» **WRITTEN INSTRUCTION**
How many lines of these entries hold the string "Quero"? Answer with the number alone.

## Begin LISTED ENTRIES

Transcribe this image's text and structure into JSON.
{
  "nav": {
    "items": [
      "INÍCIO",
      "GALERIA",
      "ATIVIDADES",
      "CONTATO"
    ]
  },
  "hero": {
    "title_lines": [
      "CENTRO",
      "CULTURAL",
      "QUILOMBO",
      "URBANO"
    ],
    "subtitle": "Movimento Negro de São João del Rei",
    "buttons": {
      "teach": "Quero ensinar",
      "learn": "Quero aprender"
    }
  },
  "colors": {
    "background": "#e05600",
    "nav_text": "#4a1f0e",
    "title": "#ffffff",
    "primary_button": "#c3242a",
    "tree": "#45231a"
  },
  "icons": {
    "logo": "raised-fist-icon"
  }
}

## End LISTED ENTRIES

» **ANSWER TO THIS EXERCISE**
2